Records from a data source
☆ ☆ ☆ ☆
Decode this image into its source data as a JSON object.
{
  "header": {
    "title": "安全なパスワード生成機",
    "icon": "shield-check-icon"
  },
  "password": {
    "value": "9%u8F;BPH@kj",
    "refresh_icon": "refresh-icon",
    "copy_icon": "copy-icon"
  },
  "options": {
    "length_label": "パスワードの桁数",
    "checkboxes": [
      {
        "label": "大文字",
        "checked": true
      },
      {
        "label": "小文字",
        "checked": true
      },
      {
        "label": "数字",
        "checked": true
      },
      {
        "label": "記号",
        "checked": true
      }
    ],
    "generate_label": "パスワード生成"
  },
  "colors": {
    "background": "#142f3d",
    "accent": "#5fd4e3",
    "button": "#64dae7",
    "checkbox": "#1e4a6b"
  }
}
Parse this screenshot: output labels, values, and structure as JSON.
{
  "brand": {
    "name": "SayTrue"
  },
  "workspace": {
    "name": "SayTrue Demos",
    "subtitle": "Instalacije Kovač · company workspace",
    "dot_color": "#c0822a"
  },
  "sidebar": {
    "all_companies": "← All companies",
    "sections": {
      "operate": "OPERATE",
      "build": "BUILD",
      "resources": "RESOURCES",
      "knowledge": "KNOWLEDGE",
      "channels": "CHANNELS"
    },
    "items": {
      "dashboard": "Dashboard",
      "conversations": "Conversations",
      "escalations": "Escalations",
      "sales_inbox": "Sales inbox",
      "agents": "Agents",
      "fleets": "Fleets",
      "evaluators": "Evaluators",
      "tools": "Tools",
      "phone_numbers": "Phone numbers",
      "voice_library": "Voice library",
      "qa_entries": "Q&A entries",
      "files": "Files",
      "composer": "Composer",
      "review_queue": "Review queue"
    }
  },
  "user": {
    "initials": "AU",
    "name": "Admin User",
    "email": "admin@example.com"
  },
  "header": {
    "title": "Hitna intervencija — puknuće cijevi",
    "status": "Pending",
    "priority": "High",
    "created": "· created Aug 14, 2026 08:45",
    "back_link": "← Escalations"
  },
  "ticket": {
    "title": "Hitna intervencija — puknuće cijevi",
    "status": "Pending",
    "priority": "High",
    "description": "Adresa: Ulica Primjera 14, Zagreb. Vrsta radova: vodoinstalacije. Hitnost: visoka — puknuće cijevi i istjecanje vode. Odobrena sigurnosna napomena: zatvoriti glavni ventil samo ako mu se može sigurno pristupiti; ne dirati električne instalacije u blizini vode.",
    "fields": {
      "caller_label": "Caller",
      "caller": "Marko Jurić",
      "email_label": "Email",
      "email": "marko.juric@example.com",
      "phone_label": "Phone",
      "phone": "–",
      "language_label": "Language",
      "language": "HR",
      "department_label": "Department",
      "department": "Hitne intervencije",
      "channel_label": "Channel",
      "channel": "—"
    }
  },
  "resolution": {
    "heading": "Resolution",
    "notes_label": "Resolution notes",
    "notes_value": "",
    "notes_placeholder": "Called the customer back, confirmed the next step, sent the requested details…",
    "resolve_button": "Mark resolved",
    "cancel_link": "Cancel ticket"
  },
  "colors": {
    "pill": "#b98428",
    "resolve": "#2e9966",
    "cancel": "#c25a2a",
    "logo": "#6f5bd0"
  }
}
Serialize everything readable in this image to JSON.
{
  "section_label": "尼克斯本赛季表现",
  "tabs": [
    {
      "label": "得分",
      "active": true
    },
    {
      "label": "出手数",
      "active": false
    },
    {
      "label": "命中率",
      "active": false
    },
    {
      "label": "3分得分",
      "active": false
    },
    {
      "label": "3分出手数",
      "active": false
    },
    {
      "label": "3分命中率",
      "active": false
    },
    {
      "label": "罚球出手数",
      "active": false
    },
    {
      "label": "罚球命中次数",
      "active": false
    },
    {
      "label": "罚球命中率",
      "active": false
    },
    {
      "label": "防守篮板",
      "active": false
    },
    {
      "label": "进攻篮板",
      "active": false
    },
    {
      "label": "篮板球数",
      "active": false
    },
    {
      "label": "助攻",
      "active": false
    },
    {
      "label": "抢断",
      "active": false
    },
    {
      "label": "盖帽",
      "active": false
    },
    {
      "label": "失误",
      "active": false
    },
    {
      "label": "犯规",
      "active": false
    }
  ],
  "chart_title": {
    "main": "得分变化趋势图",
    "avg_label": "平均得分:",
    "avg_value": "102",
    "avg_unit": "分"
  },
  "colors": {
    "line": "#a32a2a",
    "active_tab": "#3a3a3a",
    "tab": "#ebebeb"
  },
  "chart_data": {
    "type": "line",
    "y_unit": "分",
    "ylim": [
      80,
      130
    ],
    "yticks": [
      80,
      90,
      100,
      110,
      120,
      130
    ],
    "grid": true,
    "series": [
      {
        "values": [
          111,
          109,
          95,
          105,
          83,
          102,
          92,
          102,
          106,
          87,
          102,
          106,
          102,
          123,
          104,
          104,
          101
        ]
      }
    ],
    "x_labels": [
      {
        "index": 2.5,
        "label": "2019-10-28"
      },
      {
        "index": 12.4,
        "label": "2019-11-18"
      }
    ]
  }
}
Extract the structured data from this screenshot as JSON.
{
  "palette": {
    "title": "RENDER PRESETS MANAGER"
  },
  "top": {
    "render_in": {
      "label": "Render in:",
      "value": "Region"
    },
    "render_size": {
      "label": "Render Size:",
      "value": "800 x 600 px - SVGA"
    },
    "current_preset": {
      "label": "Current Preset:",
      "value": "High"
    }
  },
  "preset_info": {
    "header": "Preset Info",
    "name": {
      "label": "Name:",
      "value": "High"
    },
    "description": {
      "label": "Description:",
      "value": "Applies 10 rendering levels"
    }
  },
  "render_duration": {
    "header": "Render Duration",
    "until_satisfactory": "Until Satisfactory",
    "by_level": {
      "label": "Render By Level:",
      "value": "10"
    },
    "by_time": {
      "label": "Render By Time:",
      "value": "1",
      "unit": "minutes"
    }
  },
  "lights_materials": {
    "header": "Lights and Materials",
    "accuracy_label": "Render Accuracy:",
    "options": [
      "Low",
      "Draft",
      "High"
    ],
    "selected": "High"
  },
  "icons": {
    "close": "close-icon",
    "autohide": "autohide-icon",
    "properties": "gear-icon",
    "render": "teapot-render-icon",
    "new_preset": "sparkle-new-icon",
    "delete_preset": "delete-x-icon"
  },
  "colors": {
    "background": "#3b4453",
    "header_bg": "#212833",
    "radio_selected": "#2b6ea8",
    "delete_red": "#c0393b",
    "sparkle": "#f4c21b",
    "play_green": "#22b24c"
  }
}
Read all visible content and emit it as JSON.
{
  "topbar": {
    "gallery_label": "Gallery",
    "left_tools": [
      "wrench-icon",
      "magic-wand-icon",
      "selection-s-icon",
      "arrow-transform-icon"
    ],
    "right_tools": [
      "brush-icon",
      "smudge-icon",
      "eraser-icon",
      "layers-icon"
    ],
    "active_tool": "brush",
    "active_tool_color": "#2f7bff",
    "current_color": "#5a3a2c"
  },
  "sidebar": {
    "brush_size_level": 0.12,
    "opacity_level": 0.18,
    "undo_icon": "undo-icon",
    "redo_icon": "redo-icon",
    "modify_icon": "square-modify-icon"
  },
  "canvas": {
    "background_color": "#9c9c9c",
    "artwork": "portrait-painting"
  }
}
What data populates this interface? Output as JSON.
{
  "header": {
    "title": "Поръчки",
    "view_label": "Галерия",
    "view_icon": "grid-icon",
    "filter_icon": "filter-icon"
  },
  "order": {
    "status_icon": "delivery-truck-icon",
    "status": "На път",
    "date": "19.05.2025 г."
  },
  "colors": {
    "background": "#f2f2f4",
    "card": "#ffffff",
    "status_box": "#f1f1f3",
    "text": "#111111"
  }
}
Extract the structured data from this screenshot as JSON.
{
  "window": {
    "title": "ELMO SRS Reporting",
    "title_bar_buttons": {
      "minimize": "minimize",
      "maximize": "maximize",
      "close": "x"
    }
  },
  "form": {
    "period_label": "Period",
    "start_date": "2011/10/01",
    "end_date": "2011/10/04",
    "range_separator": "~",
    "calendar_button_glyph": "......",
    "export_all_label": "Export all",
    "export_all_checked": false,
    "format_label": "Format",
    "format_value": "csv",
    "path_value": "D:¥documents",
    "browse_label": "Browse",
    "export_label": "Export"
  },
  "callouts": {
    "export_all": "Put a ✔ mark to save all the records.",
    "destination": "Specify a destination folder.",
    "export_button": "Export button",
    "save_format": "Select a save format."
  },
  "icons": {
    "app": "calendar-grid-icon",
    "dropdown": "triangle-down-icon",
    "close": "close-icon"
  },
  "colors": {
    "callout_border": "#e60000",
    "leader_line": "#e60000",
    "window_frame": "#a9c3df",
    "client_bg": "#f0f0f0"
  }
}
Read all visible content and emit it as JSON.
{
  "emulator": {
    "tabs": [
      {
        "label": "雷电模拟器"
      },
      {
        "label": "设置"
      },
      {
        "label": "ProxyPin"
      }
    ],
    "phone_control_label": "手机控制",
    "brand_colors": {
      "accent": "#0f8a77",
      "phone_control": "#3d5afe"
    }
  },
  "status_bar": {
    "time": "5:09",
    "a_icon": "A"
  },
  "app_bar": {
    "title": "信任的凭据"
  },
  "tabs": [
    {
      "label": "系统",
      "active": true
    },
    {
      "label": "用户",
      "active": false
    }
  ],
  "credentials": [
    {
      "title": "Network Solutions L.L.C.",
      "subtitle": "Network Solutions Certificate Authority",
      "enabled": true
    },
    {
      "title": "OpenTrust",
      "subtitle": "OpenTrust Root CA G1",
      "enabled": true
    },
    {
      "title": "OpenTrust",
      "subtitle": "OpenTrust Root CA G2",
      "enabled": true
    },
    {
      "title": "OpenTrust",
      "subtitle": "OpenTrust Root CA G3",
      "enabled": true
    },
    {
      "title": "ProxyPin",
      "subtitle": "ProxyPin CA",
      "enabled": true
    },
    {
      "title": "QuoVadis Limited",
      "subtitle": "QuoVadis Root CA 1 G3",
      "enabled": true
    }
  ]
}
☆ ☆ ☆ ☆
- **Task statement**
Search the data for the string "sparkle". List each line that has it.

- **Output for this exercise**
    "new_preset": "sparkle-new-icon",
    "sparkle": "#f4c21b",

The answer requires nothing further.